> Task details
Retype each record shown below, leaving every character as it is.

_____

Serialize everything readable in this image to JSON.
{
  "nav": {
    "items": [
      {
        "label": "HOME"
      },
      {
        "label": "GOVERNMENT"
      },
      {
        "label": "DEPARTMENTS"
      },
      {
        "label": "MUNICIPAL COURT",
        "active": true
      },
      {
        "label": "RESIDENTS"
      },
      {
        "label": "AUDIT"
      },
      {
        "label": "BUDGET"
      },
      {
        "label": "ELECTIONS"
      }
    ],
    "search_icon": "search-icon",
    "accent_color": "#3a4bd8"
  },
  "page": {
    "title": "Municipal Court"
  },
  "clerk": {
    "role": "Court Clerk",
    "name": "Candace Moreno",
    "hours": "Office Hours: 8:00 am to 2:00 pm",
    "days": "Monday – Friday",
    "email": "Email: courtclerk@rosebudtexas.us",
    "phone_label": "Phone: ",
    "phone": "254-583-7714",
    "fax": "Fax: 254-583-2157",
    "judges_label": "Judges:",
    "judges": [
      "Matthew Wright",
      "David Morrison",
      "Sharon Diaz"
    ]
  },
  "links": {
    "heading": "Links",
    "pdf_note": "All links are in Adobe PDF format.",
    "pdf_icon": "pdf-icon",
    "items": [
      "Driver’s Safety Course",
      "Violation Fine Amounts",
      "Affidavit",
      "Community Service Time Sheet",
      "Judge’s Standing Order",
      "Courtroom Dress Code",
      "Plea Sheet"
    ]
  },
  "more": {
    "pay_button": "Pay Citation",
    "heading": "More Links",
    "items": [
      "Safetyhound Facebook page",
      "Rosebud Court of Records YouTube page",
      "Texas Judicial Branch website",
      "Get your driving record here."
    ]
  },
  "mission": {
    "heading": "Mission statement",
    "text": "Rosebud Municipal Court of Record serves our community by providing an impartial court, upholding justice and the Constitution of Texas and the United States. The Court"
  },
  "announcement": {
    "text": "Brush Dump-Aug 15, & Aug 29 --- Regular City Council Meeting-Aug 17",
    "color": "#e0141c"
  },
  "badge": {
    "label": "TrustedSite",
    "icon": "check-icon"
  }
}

_____

> Task output
Serialize everything readable in this image to JSON.
{
  "nav": {
    "items": [
      {
        "label": "HOME"
      },
      {
        "label": "GOVERNMENT"
      },
      {
        "label": "DEPARTMENTS"
      },
      {
        "label": "MUNICIPAL COURT",
        "active": true
      },
      {
        "label": "RESIDENTS"
      },
      {
        "label": "AUDIT"
      },
      {
        "label": "BUDGET"
      },
      {
        "label": "ELECTIONS"
      }
    ],
    "search_icon": "search-icon",
    "accent_color": "#3a4bd8"
  },
  "page": {
    "title": "Municipal Court"
  },
  "clerk": {
    "role": "Court Clerk",
    "name": "Candace Moreno",
    "hours": "Office Hours: 8:00 am to 2:00 pm",
    "days": "Monday – Friday",
    "email": "Email: courtclerk@rosebudtexas.us",
    "phone_label": "Phone: ",
    "phone": "254-583-7714",
    "fax": "Fax: 254-583-2157",
    "judges_label": "Judges:",
    "judges": [
      "Matthew Wright",
      "David Morrison",
      "Sharon Diaz"
    ]
  },
  "links": {
    "heading": "Links",
    "pdf_note": "All links are in Adobe PDF format.",
    "pdf_icon": "pdf-icon",
    "items": [
      "Driver’s Safety Course",
      "Violation Fine Amounts",
      "Affidavit",
      "Community Service Time Sheet",
      "Judge’s Standing Order",
      "Courtroom Dress Code",
      "Plea Sheet"
    ]
  },
  "more": {
    "pay_button": "Pay Citation",
    "heading": "More Links",
    "items": [
      "Safetyhound Facebook page",
      "Rosebud Court of Records YouTube page",
      "Texas Judicial Branch website",
      "Get your driving record here."
    ]
  },
  "mission": {
    "heading": "Mission statement",
    "text": "Rosebud Municipal Court of Record serves our community by providing an impartial court, upholding justice and the Constitution of Texas and the United States. The Court"
  },
  "announcement": {
    "text": "Brush Dump-Aug 15, & Aug 29 --- Regular City Council Meeting-Aug 17",
    "color": "#e0141c"
  },
  "badge": {
    "label": "TrustedSite",
    "icon": "check-icon"
  }
}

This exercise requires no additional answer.